Give a count of the lines below that have the string "title" in them, with no other words.
* * * * * * * * *
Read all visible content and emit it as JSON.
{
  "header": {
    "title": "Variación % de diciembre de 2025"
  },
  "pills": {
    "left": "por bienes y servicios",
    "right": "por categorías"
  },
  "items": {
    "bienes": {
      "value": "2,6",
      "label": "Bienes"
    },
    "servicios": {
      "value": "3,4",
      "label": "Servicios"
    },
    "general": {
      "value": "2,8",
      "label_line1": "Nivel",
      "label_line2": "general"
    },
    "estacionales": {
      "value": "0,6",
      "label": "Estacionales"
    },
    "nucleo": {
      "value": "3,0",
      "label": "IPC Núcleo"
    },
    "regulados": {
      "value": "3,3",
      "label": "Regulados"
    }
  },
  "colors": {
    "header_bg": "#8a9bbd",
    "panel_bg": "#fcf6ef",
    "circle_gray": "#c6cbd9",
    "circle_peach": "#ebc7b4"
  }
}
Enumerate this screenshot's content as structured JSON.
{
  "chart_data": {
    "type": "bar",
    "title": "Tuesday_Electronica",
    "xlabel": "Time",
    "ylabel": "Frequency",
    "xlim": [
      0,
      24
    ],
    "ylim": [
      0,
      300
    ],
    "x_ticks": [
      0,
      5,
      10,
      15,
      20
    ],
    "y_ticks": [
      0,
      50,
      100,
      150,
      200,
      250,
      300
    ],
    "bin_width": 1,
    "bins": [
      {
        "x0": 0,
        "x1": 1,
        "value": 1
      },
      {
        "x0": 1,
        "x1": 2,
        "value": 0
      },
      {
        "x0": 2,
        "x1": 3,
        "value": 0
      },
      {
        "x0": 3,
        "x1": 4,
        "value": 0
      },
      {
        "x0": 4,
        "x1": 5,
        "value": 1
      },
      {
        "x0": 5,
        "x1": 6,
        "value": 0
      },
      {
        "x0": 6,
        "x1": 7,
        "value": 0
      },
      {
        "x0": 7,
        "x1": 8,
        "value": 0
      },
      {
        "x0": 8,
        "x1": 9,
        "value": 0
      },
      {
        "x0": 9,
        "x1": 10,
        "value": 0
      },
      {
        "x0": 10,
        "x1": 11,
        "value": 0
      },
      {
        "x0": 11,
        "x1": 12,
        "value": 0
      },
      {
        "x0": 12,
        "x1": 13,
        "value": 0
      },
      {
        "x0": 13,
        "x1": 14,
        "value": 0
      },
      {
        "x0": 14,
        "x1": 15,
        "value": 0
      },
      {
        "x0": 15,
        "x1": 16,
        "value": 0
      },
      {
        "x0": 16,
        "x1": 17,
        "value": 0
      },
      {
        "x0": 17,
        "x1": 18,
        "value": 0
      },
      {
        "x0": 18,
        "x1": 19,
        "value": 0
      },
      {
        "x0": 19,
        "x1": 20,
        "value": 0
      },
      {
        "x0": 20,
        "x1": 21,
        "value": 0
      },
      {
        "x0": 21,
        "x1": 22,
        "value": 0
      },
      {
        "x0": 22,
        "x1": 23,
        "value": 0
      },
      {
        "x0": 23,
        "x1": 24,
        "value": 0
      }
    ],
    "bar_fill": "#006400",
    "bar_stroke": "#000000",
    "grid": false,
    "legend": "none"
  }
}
* * * * * * * * *
SOLUTION TO THIS PROBLEM:
2